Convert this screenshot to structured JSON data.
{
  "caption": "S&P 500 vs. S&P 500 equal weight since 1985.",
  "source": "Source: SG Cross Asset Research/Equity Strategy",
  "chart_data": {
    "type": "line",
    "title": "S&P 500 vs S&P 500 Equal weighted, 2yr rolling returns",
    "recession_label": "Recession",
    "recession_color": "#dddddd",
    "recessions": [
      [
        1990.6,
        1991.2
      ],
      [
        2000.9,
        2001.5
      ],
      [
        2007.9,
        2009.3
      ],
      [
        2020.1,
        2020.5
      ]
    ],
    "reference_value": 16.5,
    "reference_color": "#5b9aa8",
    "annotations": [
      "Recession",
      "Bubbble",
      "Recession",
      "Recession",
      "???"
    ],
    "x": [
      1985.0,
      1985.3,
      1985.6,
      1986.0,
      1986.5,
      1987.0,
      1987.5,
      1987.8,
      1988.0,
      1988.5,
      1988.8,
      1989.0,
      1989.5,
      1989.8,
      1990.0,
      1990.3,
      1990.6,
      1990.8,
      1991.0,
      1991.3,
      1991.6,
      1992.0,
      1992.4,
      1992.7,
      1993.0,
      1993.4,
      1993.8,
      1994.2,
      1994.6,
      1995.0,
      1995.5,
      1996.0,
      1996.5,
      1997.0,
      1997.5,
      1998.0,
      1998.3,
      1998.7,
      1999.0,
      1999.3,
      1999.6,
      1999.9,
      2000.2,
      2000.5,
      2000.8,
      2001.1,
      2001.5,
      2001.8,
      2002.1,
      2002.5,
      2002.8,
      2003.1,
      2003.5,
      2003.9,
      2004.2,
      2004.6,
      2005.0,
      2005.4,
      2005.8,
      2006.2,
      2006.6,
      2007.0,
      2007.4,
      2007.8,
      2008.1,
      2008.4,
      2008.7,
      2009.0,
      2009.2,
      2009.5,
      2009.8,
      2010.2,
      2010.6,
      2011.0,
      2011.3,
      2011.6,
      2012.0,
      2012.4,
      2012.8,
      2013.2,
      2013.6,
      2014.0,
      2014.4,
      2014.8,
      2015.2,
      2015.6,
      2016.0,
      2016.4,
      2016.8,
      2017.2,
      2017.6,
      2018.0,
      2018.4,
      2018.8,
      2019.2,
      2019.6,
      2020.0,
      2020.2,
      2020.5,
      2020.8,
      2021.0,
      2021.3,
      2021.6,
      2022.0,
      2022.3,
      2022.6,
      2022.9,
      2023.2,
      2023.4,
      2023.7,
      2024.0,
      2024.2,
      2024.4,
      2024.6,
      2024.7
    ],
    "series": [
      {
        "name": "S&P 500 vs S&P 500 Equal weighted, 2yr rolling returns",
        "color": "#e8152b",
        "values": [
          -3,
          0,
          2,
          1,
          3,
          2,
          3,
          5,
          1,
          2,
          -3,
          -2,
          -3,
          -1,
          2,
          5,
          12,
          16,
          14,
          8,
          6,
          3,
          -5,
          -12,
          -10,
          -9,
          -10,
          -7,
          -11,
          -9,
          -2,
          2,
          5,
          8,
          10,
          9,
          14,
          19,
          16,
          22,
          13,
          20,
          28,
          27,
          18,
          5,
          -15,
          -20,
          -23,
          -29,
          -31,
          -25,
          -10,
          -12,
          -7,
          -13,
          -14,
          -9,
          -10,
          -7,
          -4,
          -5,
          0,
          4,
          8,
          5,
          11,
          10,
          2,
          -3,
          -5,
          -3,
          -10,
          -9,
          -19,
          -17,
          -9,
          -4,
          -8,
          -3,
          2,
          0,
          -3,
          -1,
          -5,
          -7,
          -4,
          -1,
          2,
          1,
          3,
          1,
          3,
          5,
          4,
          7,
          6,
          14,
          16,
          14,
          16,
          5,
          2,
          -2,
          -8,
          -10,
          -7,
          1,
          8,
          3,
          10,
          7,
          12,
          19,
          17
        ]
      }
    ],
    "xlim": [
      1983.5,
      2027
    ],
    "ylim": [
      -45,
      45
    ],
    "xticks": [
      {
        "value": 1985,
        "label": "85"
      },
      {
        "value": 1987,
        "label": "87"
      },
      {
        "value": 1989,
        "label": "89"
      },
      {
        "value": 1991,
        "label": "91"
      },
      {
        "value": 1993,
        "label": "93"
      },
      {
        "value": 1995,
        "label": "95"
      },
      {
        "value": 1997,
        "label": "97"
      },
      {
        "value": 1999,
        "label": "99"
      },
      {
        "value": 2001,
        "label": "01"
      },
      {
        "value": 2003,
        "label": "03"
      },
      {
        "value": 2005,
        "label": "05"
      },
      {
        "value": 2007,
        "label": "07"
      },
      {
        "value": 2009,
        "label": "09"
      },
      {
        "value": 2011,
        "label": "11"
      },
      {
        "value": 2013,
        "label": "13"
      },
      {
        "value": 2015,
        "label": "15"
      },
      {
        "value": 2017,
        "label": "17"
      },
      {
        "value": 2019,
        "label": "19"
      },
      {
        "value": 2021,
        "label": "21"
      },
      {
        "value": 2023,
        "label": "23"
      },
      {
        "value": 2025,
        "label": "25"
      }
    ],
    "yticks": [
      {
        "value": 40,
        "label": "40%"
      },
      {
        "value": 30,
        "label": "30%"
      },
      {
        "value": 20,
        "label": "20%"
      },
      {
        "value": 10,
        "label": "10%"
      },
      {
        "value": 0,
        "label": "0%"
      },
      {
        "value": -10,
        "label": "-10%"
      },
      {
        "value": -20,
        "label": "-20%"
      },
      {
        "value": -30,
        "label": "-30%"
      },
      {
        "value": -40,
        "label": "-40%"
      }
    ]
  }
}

#####

Extract every line from the records above that contains the word "rolling".

    "title": "S&P 500 vs S&P 500 Equal weighted, 2yr rolling returns",
        "name": "S&P 500 vs S&P 500 Equal weighted, 2yr rolling returns",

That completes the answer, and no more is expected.